[RECORD LIST start]

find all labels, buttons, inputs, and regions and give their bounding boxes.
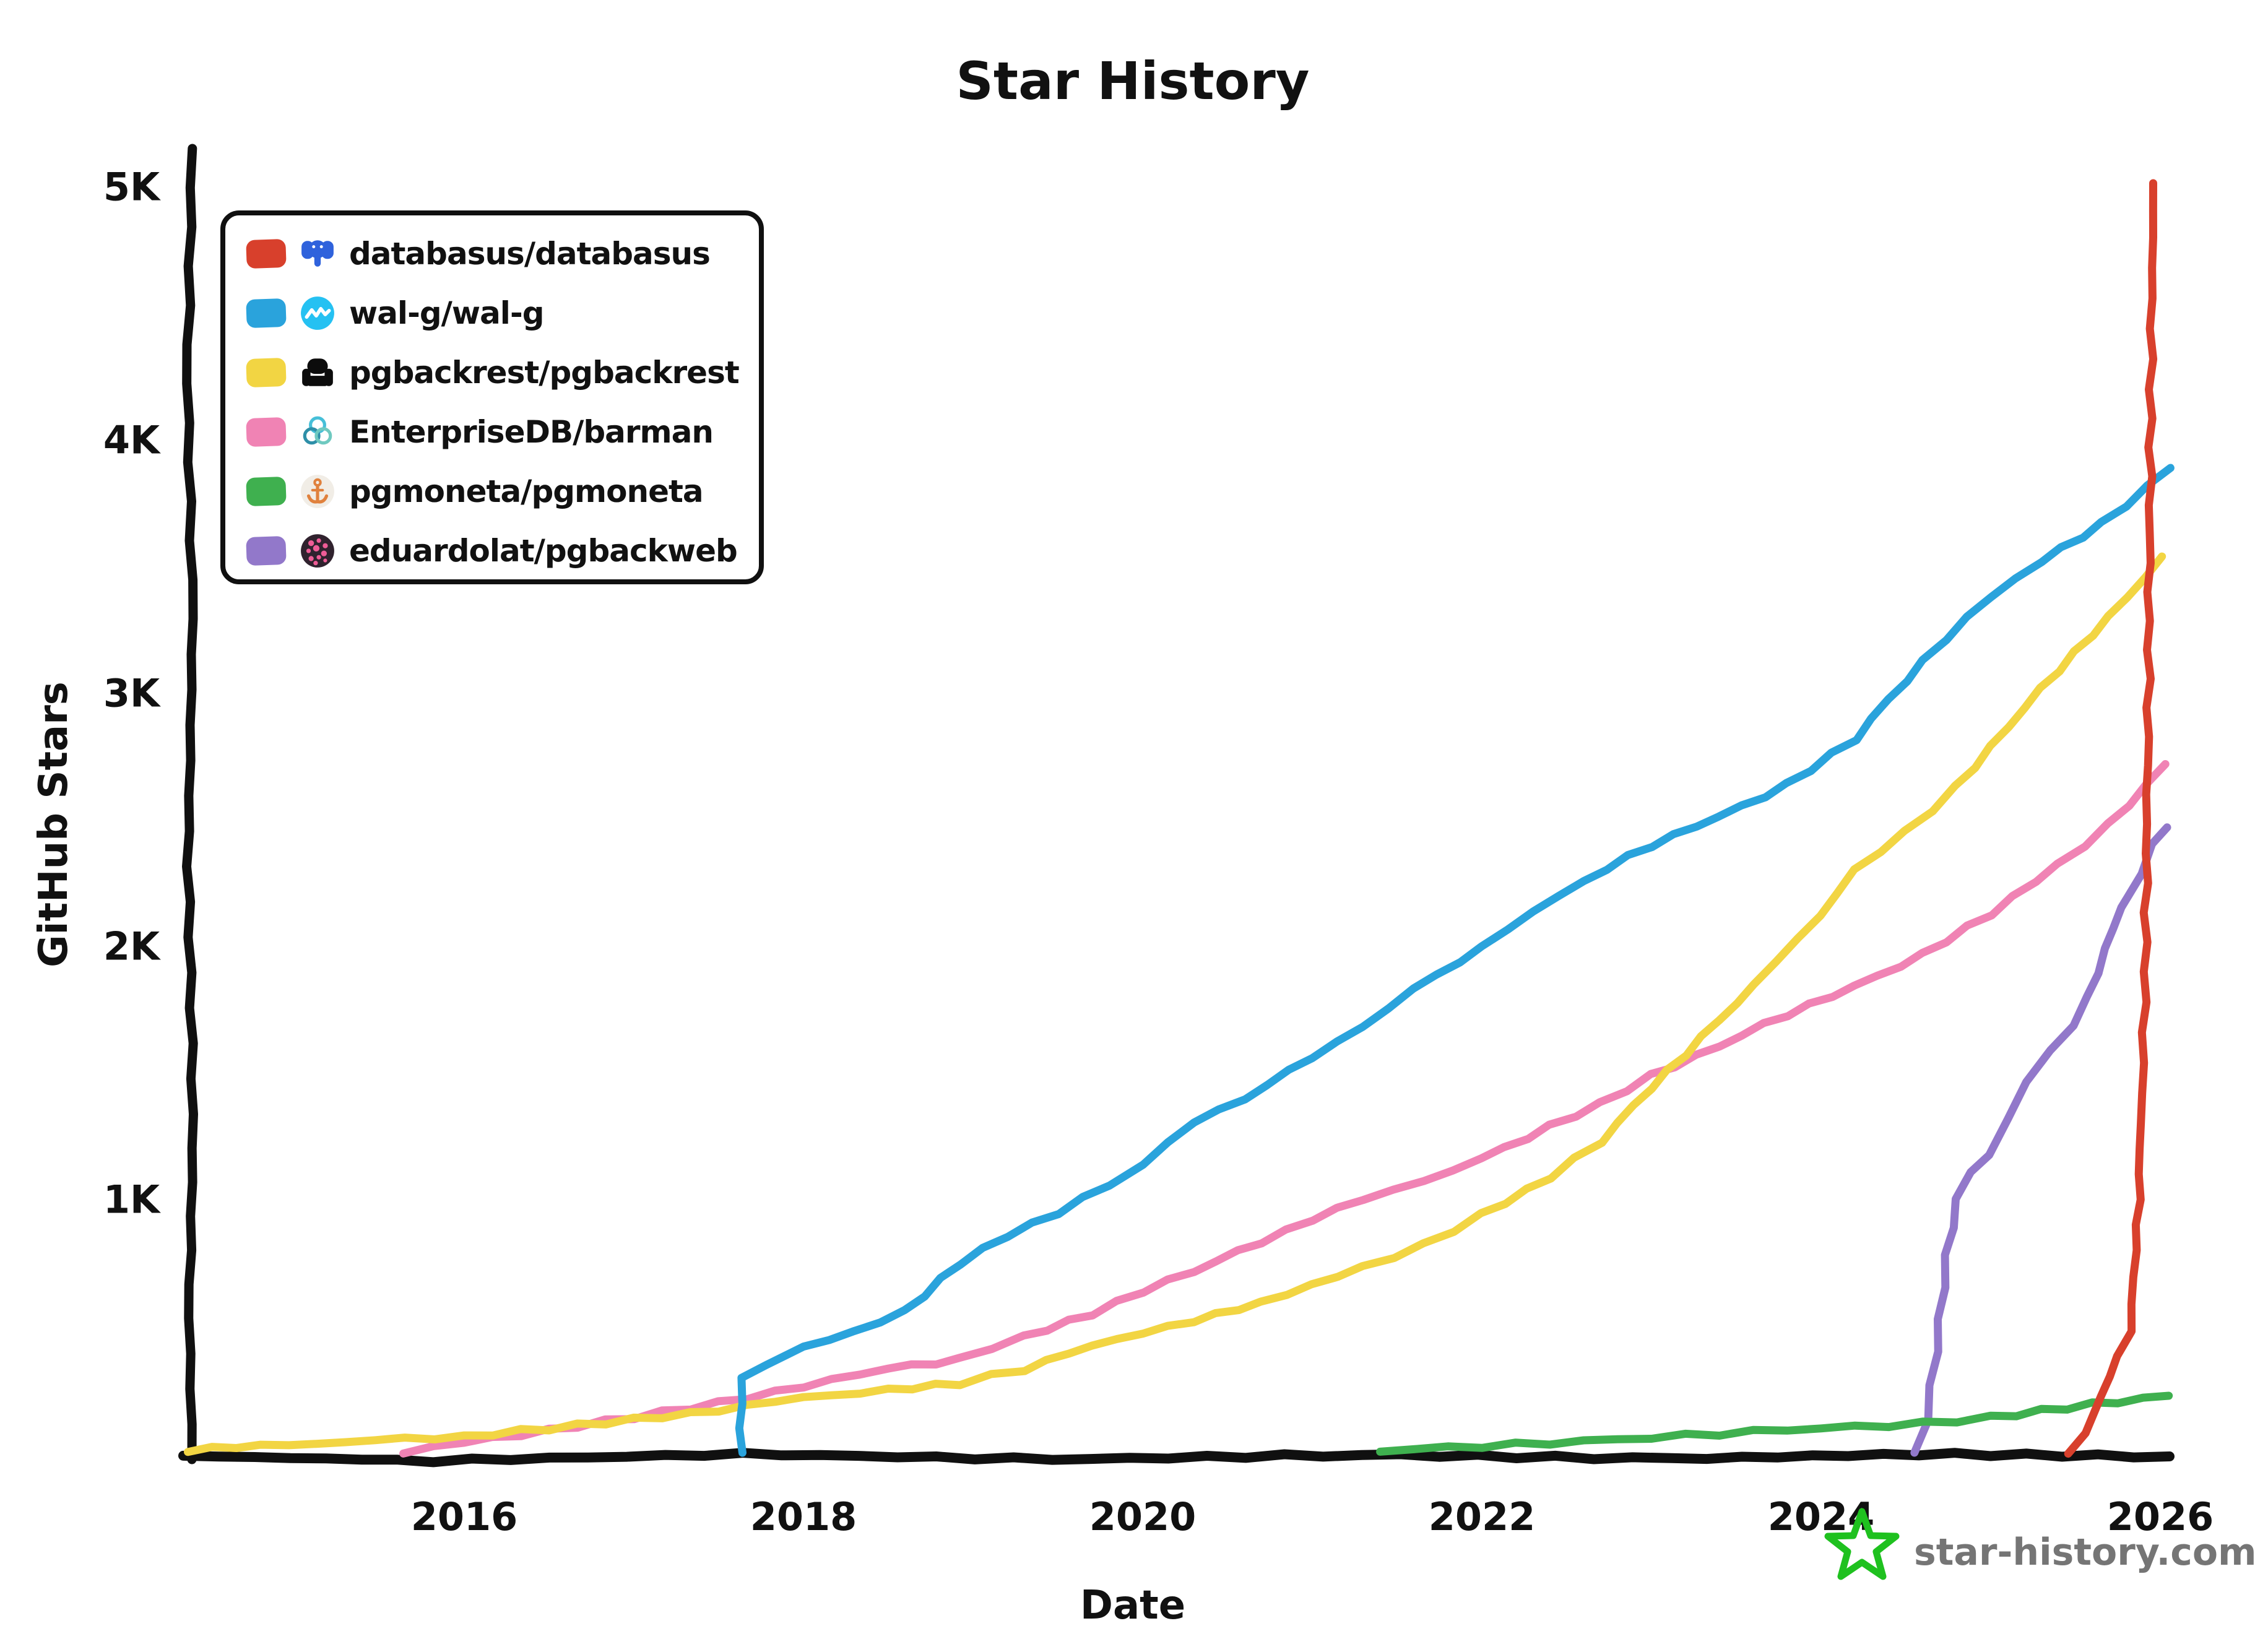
armchair-icon xyxy=(300,355,335,391)
star-doodle-icon xyxy=(1824,1508,1900,1580)
x-tick-2026: 2026 xyxy=(2107,1494,2214,1539)
legend-color-swatch xyxy=(246,357,287,388)
y-tick-1k: 1K xyxy=(103,1177,161,1222)
legend-label: wal-g/wal-g xyxy=(349,295,544,331)
legend-item-wal-g: wal-g/wal-g xyxy=(246,283,759,343)
series-line-pgbackrest-pgbackrest xyxy=(184,552,2166,1456)
legend-label: pgbackrest/pgbackrest xyxy=(349,355,740,391)
x-tick-2018: 2018 xyxy=(750,1494,857,1539)
series-line-enterprisedb-barman xyxy=(399,760,2170,1458)
y-tick-3k: 3K xyxy=(103,671,161,716)
y-tick-2k: 2K xyxy=(103,924,161,969)
legend-color-swatch xyxy=(246,417,287,448)
postgres-elephant-icon xyxy=(300,236,335,272)
series-line-wal-g-wal-g xyxy=(735,464,2175,1457)
legend: databasus/databasus wal-g/wal-g pgbackre… xyxy=(220,210,764,584)
series-line-pgmoneta-pgmoneta xyxy=(1376,1391,2173,1456)
x-tick-2016: 2016 xyxy=(411,1494,518,1539)
y-axis-title: GitHub Stars xyxy=(31,681,77,967)
legend-label: eduardolat/pgbackweb xyxy=(349,533,738,569)
legend-item-pgmoneta: pgmoneta/pgmoneta xyxy=(246,462,759,521)
star-history-logo: star-history.com xyxy=(1824,1508,2257,1580)
legend-color-swatch xyxy=(246,238,287,269)
series-line-databasus-databasus xyxy=(2064,179,2158,1458)
anchor-icon xyxy=(300,474,335,509)
x-tick-2020: 2020 xyxy=(1089,1494,1197,1539)
legend-item-pgbackweb: eduardolat/pgbackweb xyxy=(246,521,759,581)
axes xyxy=(178,144,2175,1468)
legend-color-swatch xyxy=(246,535,287,566)
berry-icon xyxy=(300,533,335,569)
legend-item-databasus: databasus/databasus xyxy=(246,224,759,283)
wave-circle-icon xyxy=(300,295,335,331)
legend-label: databasus/databasus xyxy=(349,236,711,272)
legend-item-pgbackrest: pgbackrest/pgbackrest xyxy=(246,343,759,402)
watermark-text: star-history.com xyxy=(1914,1531,2257,1574)
legend-label: pgmoneta/pgmoneta xyxy=(349,474,704,509)
rings-icon xyxy=(300,414,335,450)
legend-label: EnterpriseDB/barman xyxy=(349,414,714,450)
series-lines xyxy=(184,179,2175,1458)
x-axis-line xyxy=(178,1448,2175,1468)
y-tick-4k: 4K xyxy=(103,418,161,463)
legend-color-swatch xyxy=(246,298,287,329)
series-line-eduardolat-pgbackweb xyxy=(1910,823,2171,1457)
legend-color-swatch xyxy=(246,476,287,507)
y-tick-5k: 5K xyxy=(103,165,161,210)
legend-item-barman: EnterpriseDB/barman xyxy=(246,402,759,462)
x-axis-title: Date xyxy=(1080,1583,1185,1628)
chart-title: Star History xyxy=(956,51,1309,111)
x-tick-2022: 2022 xyxy=(1429,1494,1536,1539)
y-axis-line xyxy=(182,144,198,1464)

[RECORD LIST end]

● AIM OF THE EXERCISE:
Could you convert the lines of the data above into a JSON list of strings, one string per line with blank lines omitted? Begin at the line that contains "armchair-icon xyxy=(300,355,335,391)" and stop after the line that contains "legend-item-pgmoneta: pgmoneta/pgmoneta xyxy=(246,462,759,521)".

● RESULT OF THIS TASK:
[
  "armchair-icon xyxy=(300,355,335,391)",
  "star-doodle-icon xyxy=(1824,1508,1900,1580)",
  "x-tick-2026: 2026 xyxy=(2107,1494,2214,1539)",
  "legend-color-swatch xyxy=(246,357,287,388)",
  "y-tick-1k: 1K xyxy=(103,1177,161,1222)",
  "legend-label: wal-g/wal-g xyxy=(349,295,544,331)",
  "legend-item-wal-g: wal-g/wal-g xyxy=(246,283,759,343)",
  "series-line-pgbackrest-pgbackrest xyxy=(184,552,2166,1456)",
  "legend-label: pgbackrest/pgbackrest xyxy=(349,355,740,391)",
  "x-tick-2018: 2018 xyxy=(750,1494,857,1539)",
  "series-line-enterprisedb-barman xyxy=(399,760,2170,1458)",
  "y-tick-3k: 3K xyxy=(103,671,161,716)",
  "y-tick-2k: 2K xyxy=(103,924,161,969)",
  "legend-color-swatch xyxy=(246,417,287,448)",
  "postgres-elephant-icon xyxy=(300,236,335,272)",
  "series-line-wal-g-wal-g xyxy=(735,464,2175,1457)",
  "legend: databasus/databasus wal-g/wal-g pgbackre… xyxy=(220,210,764,584)",
  "series-line-pgmoneta-pgmoneta xyxy=(1376,1391,2173,1456)",
  "x-tick-2016: 2016 xyxy=(411,1494,518,1539)",
  "y-axis-title: GitHub Stars xyxy=(31,681,77,967)",
  "legend-label: eduardolat/pgbackweb xyxy=(349,533,738,569)",
  "legend-item-pgmoneta: pgmoneta/pgmoneta xyxy=(246,462,759,521)"
]